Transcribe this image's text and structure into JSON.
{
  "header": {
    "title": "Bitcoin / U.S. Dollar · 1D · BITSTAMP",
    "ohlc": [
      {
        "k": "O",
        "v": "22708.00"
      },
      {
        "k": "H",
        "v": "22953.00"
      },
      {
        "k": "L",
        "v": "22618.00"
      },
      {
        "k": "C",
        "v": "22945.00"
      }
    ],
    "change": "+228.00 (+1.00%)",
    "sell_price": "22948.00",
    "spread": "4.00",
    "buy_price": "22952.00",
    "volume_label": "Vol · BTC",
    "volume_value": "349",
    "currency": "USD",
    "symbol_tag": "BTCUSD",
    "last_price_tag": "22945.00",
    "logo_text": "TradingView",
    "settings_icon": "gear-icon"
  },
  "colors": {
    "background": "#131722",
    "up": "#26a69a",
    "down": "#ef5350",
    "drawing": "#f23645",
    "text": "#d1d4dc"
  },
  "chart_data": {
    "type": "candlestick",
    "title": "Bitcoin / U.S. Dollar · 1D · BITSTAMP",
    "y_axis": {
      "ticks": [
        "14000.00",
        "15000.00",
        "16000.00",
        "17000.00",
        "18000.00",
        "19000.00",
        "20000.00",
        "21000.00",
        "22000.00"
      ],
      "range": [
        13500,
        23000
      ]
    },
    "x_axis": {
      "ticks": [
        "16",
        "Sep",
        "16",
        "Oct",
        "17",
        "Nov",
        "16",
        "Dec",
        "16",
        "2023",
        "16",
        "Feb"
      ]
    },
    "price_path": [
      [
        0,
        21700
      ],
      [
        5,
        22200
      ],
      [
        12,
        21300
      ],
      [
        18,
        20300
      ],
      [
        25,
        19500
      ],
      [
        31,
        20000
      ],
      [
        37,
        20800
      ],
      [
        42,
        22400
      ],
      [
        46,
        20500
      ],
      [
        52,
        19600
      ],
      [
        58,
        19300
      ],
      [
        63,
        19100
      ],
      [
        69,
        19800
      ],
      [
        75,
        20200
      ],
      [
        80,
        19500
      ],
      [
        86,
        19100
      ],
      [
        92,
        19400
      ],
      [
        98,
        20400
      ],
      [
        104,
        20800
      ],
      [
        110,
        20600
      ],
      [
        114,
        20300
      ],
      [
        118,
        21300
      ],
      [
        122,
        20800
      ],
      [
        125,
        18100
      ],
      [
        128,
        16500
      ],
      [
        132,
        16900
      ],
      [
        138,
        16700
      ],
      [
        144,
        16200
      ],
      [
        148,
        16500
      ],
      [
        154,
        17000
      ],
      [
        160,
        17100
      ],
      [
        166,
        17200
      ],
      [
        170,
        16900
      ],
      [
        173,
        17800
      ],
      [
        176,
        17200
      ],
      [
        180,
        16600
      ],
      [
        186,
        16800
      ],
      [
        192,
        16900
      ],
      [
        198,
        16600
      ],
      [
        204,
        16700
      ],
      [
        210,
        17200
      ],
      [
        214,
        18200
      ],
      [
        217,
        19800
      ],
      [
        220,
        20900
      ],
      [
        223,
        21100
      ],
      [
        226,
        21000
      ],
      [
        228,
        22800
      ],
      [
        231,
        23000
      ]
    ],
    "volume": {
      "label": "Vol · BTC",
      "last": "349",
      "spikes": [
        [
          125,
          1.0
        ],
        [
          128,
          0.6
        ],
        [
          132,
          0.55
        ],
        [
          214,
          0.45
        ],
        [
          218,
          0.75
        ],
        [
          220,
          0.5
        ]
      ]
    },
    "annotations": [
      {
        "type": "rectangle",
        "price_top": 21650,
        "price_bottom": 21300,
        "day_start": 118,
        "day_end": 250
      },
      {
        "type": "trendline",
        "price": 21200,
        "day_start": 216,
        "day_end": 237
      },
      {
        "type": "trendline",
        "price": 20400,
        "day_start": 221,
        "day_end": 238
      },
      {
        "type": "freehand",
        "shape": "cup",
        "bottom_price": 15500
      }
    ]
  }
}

----------------------------------------

* Exercise directions *
Extract the full set of entries word for word.

* Answer below *
Transcribe this image's text and structure into JSON.
{
  "header": {
    "title": "Bitcoin / U.S. Dollar · 1D · BITSTAMP",
    "ohlc": [
      {
        "k": "O",
        "v": "22708.00"
      },
      {
        "k": "H",
        "v": "22953.00"
      },
      {
        "k": "L",
        "v": "22618.00"
      },
      {
        "k": "C",
        "v": "22945.00"
      }
    ],
    "change": "+228.00 (+1.00%)",
    "sell_price": "22948.00",
    "spread": "4.00",
    "buy_price": "22952.00",
    "volume_label": "Vol · BTC",
    "volume_value": "349",
    "currency": "USD",
    "symbol_tag": "BTCUSD",
    "last_price_tag": "22945.00",
    "logo_text": "TradingView",
    "settings_icon": "gear-icon"
  },
  "colors": {
    "background": "#131722",
    "up": "#26a69a",
    "down": "#ef5350",
    "drawing": "#f23645",
    "text": "#d1d4dc"
  },
  "chart_data": {
    "type": "candlestick",
    "title": "Bitcoin / U.S. Dollar · 1D · BITSTAMP",
    "y_axis": {
      "ticks": [
        "14000.00",
        "15000.00",
        "16000.00",
        "17000.00",
        "18000.00",
        "19000.00",
        "20000.00",
        "21000.00",
        "22000.00"
      ],
      "range": [
        13500,
        23000
      ]
    },
    "x_axis": {
      "ticks": [
        "16",
        "Sep",
        "16",
        "Oct",
        "17",
        "Nov",
        "16",
        "Dec",
        "16",
        "2023",
        "16",
        "Feb"
      ]
    },
    "price_path": [
      [
        0,
        21700
      ],
      [
        5,
        22200
      ],
      [
        12,
        21300
      ],
      [
        18,
        20300
      ],
      [
        25,
        19500
      ],
      [
        31,
        20000
      ],
      [
        37,
        20800
      ],
      [
        42,
        22400
      ],
      [
        46,
        20500
      ],
      [
        52,
        19600
      ],
      [
        58,
        19300
      ],
      [
        63,
        19100
      ],
      [
        69,
        19800
      ],
      [
        75,
        20200
      ],
      [
        80,
        19500
      ],
      [
        86,
        19100
      ],
      [
        92,
        19400
      ],
      [
        98,
        20400
      ],
      [
        104,
        20800
      ],
      [
        110,
        20600
      ],
      [
        114,
        20300
      ],
      [
        118,
        21300
      ],
      [
        122,
        20800
      ],
      [
        125,
        18100
      ],
      [
        128,
        16500
      ],
      [
        132,
        16900
      ],
      [
        138,
        16700
      ],
      [
        144,
        16200
      ],
      [
        148,
        16500
      ],
      [
        154,
        17000
      ],
      [
        160,
        17100
      ],
      [
        166,
        17200
      ],
      [
        170,
        16900
      ],
      [
        173,
        17800
      ],
      [
        176,
        17200
      ],
      [
        180,
        16600
      ],
      [
        186,
        16800
      ],
      [
        192,
        16900
      ],
      [
        198,
        16600
      ],
      [
        204,
        16700
      ],
      [
        210,
        17200
      ],
      [
        214,
        18200
      ],
      [
        217,
        19800
      ],
      [
        220,
        20900
      ],
      [
        223,
        21100
      ],
      [
        226,
        21000
      ],
      [
        228,
        22800
      ],
      [
        231,
        23000
      ]
    ],
    "volume": {
      "label": "Vol · BTC",
      "last": "349",
      "spikes": [
        [
          125,
          1.0
        ],
        [
          128,
          0.6
        ],
        [
          132,
          0.55
        ],
        [
          214,
          0.45
        ],
        [
          218,
          0.75
        ],
        [
          220,
          0.5
        ]
      ]
    },
    "annotations": [
      {
        "type": "rectangle",
        "price_top": 21650,
        "price_bottom": 21300,
        "day_start": 118,
        "day_end": 250
      },
      {
        "type": "trendline",
        "price": 21200,
        "day_start": 216,
        "day_end": 237
      },
      {
        "type": "trendline",
        "price": 20400,
        "day_start": 221,
        "day_end": 238
      },
      {
        "type": "freehand",
        "shape": "cup",
        "bottom_price": 15500
      }
    ]
  }
}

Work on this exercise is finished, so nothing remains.